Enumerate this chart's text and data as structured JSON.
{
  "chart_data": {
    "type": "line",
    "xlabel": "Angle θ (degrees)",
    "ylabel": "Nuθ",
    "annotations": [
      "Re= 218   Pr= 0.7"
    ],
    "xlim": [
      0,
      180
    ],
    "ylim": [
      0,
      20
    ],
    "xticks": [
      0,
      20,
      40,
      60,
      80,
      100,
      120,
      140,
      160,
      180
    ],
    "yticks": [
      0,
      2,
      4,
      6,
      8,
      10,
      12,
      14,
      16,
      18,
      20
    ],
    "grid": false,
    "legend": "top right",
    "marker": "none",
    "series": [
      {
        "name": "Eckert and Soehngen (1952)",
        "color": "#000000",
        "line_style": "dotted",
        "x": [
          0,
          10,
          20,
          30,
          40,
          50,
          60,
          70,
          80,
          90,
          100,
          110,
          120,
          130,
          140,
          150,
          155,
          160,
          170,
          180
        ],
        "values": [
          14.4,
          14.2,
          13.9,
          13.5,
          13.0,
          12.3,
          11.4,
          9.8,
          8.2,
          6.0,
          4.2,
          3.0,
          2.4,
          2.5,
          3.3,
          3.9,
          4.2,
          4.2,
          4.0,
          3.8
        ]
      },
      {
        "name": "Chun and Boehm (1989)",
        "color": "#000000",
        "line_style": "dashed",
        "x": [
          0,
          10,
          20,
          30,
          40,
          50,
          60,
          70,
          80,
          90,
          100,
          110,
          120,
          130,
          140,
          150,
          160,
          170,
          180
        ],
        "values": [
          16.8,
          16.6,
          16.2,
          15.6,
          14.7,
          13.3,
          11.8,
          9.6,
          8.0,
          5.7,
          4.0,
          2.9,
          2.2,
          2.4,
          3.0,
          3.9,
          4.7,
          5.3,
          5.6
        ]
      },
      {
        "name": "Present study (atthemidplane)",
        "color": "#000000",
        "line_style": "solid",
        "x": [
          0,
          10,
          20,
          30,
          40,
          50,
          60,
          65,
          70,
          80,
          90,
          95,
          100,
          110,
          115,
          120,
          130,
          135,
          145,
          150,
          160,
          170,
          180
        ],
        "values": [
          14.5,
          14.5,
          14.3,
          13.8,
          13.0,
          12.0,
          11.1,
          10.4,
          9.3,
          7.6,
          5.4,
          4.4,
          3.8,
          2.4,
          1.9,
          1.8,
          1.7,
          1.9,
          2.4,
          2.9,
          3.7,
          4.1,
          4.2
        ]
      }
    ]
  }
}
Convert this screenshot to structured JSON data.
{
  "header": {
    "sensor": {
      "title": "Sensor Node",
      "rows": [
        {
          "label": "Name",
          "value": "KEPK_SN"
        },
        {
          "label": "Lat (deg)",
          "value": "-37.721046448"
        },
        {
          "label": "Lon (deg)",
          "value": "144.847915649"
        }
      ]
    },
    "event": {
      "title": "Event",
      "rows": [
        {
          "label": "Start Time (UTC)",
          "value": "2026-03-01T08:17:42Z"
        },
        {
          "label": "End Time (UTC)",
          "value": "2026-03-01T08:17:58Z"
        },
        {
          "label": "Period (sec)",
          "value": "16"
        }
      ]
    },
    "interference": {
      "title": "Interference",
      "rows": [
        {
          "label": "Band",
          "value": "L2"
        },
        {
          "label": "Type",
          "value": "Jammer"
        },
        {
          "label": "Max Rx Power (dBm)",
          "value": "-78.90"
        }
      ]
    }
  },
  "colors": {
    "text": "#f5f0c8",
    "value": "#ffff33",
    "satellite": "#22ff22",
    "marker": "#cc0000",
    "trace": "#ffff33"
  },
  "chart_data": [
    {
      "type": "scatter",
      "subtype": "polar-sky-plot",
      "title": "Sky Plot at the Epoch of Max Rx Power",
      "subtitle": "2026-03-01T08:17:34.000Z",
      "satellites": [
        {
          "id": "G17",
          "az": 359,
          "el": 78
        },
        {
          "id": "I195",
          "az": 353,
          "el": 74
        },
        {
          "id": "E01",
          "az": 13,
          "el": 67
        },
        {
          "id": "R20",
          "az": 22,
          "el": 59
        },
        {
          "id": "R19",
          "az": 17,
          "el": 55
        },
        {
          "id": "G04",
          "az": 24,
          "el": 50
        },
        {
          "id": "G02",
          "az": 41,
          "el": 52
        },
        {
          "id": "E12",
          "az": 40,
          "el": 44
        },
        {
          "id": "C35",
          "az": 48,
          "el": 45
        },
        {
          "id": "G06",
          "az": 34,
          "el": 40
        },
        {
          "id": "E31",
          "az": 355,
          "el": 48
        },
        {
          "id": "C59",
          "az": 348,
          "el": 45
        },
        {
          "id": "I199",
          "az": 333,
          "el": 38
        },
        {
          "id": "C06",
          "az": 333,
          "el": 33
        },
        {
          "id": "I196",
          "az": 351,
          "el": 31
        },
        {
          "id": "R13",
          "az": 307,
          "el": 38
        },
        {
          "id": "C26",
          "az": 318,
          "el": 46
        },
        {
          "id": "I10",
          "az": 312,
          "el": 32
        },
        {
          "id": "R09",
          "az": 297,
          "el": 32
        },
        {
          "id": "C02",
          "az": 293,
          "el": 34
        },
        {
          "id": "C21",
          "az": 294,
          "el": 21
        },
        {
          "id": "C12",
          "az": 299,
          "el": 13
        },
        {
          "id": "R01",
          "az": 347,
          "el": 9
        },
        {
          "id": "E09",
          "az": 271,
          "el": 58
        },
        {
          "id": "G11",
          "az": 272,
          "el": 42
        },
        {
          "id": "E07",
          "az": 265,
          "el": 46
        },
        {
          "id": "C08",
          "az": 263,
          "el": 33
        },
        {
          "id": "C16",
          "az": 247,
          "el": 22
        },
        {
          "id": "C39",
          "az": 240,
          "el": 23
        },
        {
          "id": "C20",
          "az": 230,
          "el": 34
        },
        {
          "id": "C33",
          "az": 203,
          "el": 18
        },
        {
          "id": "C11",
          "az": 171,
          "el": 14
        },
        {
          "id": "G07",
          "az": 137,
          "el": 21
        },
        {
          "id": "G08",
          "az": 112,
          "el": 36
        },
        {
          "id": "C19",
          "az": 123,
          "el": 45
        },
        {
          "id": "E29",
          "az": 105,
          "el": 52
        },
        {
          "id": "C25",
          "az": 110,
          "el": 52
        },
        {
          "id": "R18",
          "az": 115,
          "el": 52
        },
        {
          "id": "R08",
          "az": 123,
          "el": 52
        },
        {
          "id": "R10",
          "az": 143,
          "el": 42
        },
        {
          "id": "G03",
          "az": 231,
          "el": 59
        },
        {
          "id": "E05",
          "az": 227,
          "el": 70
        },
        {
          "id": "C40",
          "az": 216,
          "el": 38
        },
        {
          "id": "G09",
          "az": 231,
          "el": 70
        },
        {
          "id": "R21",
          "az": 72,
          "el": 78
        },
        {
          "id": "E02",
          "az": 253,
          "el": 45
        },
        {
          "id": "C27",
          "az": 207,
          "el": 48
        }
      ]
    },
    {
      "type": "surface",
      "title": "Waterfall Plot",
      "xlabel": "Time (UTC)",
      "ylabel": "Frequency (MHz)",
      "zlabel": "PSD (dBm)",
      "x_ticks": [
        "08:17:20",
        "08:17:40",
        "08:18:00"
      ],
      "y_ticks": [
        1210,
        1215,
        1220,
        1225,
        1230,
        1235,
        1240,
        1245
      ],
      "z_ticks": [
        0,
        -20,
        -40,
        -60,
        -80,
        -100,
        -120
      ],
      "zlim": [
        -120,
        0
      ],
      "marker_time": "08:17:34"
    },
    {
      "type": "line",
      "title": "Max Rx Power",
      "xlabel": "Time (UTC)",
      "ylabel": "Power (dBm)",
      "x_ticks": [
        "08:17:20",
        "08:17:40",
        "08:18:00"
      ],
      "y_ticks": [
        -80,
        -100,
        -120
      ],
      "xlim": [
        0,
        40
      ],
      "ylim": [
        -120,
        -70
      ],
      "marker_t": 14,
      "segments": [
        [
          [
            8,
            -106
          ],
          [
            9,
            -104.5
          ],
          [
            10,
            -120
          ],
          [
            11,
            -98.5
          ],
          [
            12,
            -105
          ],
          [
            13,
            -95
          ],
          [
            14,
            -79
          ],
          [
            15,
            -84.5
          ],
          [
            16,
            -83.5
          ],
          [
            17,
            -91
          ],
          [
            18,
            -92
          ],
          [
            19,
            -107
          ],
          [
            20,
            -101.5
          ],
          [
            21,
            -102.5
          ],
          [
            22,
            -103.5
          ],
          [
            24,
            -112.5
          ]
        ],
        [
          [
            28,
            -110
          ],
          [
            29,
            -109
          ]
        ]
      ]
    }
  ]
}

§ Exercise directions
Each line above that includes "structured" should be shown.

§ Complete response
Enumerate this chart's text and data as structured JSON.
Convert this screenshot to structured JSON data.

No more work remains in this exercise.